── Raw data
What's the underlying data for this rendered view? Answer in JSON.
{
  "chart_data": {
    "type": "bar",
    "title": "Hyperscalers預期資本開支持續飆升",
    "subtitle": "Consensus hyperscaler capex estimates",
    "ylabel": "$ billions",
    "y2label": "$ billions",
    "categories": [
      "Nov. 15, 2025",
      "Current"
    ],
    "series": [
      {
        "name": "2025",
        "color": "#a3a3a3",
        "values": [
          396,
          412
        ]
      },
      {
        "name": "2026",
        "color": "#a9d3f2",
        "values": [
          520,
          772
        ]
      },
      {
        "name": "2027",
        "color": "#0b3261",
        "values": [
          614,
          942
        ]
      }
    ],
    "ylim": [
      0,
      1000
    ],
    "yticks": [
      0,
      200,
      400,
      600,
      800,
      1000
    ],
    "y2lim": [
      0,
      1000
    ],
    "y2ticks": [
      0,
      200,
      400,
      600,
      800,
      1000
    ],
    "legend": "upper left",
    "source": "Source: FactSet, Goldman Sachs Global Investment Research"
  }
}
────
── Raw data
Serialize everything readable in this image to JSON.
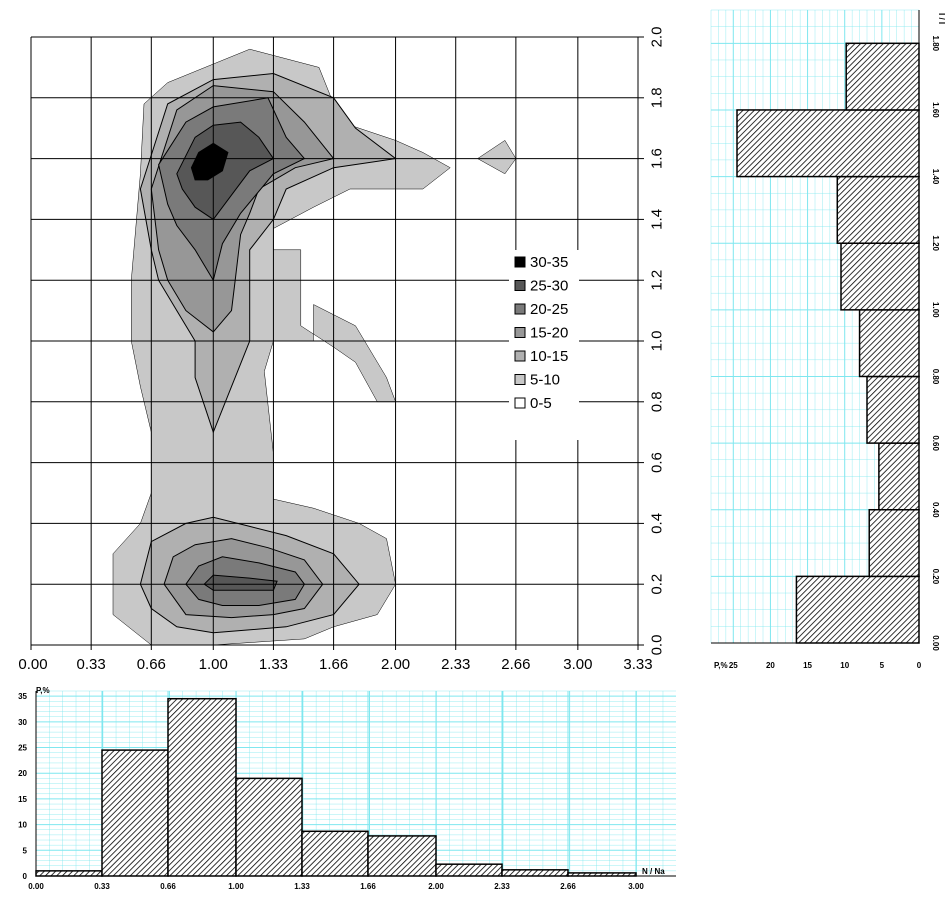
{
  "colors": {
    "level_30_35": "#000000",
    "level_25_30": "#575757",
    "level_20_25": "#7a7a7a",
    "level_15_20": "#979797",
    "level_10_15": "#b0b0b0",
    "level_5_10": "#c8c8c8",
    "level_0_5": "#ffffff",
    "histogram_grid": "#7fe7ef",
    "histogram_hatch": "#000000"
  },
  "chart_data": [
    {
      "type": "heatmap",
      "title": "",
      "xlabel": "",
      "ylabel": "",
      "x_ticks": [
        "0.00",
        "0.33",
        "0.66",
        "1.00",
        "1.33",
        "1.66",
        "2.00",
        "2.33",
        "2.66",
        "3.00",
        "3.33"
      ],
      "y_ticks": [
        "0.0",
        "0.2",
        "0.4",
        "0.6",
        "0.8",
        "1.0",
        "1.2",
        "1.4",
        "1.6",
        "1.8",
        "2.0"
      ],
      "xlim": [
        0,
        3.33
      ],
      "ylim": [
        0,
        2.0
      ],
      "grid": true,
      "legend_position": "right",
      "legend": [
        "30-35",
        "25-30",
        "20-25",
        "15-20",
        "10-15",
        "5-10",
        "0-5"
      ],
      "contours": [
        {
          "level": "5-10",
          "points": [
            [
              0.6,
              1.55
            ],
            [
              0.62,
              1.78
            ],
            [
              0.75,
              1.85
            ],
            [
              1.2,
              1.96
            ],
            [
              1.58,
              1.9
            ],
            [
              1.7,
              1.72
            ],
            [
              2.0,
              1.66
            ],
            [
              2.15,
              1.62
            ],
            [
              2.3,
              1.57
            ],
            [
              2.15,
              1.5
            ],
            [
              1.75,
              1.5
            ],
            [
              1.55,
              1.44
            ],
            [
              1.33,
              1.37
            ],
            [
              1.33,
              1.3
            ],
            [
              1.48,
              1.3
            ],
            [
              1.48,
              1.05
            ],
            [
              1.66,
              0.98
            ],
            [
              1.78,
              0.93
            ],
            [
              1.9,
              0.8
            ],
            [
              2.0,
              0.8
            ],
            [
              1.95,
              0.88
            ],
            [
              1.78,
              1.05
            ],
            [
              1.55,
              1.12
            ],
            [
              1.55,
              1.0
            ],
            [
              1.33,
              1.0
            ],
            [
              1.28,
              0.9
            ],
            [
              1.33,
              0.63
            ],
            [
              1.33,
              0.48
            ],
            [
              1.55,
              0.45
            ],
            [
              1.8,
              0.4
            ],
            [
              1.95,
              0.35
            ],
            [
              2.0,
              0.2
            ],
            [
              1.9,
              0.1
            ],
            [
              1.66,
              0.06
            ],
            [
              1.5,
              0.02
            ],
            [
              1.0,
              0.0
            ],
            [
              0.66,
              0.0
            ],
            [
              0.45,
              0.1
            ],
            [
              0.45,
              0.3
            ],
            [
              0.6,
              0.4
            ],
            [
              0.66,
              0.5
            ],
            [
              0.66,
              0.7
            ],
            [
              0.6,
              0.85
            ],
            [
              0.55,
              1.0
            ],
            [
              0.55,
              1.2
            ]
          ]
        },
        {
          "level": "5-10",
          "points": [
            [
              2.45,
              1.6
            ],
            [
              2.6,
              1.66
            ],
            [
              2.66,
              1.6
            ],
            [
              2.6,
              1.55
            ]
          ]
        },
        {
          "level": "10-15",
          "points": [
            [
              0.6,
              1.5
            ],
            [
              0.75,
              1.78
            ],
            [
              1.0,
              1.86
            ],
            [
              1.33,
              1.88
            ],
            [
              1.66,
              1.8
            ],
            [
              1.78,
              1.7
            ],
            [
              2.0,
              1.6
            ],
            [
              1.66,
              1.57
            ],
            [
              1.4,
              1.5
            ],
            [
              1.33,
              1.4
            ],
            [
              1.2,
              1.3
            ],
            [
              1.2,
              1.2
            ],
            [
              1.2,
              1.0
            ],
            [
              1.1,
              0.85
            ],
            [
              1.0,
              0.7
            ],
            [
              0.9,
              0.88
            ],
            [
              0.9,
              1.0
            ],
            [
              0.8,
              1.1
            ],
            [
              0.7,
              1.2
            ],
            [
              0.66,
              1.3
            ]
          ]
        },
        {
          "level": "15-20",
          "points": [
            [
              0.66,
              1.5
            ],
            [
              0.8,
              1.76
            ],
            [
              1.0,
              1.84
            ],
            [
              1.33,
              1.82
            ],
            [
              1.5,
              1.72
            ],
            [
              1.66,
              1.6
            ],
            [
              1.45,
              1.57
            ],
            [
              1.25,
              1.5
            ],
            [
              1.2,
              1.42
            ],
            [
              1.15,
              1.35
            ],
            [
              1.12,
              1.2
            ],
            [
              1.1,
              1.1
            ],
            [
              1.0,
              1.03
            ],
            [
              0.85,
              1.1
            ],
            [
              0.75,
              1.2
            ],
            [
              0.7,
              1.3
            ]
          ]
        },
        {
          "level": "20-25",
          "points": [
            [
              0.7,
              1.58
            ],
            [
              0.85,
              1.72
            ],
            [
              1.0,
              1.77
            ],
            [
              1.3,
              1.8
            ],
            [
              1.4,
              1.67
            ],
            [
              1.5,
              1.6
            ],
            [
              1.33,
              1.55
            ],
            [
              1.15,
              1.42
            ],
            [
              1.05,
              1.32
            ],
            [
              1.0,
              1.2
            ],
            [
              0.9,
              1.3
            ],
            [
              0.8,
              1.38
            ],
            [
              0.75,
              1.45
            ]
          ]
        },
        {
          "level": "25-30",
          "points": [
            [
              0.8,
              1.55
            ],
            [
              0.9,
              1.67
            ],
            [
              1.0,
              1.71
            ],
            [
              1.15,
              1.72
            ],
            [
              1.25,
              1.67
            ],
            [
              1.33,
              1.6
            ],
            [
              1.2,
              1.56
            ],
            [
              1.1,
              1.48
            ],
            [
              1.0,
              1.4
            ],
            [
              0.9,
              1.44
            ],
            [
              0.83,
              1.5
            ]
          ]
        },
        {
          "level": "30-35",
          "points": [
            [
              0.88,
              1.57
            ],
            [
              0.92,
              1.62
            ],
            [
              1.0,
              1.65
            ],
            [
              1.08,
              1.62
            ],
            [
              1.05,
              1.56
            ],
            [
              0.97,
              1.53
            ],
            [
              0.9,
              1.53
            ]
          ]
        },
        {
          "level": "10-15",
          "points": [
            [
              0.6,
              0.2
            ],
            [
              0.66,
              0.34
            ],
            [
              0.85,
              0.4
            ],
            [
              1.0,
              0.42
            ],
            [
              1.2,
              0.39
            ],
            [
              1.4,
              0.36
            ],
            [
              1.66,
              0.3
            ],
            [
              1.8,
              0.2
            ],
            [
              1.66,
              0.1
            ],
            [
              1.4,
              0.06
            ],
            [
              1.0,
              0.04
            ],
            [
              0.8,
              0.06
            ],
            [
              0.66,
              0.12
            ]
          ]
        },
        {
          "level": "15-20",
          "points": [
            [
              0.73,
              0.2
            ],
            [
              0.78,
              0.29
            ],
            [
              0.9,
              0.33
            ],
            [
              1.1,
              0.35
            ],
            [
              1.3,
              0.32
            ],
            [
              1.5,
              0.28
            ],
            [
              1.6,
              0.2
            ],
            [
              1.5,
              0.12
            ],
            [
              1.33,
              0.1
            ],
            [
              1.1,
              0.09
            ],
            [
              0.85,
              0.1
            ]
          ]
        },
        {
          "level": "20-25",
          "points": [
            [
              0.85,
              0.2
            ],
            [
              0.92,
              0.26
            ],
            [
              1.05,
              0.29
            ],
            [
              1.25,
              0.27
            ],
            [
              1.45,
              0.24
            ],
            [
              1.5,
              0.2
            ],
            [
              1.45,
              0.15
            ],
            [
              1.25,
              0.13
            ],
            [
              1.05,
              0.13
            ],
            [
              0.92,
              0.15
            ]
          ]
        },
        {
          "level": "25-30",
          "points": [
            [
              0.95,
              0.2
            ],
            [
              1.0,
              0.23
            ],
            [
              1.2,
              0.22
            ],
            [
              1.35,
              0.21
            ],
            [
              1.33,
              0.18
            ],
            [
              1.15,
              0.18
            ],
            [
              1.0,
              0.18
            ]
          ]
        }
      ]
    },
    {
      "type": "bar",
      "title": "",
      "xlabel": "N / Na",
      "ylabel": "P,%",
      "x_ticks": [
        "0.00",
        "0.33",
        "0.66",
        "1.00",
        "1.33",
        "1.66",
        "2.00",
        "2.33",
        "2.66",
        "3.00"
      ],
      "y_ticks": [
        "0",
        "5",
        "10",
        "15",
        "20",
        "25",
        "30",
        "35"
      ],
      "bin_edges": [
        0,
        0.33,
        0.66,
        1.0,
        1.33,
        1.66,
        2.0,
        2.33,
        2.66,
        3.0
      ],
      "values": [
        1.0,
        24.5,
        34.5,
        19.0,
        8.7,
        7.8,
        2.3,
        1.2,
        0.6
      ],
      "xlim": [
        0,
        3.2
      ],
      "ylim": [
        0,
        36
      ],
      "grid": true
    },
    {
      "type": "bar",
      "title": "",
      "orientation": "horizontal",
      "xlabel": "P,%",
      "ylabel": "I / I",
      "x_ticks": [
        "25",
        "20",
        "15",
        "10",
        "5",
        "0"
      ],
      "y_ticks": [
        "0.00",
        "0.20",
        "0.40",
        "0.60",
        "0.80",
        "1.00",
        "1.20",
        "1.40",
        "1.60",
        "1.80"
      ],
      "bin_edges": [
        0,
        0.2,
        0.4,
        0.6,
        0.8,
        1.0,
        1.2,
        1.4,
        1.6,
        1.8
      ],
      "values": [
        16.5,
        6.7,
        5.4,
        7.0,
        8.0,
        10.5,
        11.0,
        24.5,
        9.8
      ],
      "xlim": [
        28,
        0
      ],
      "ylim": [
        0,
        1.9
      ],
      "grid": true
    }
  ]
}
────
In the material above, show every line where the word "type" turns up.

**Response**
    "type": "bar",
      "type": "heatmap",
      "type": "bar",
      "type": "bar",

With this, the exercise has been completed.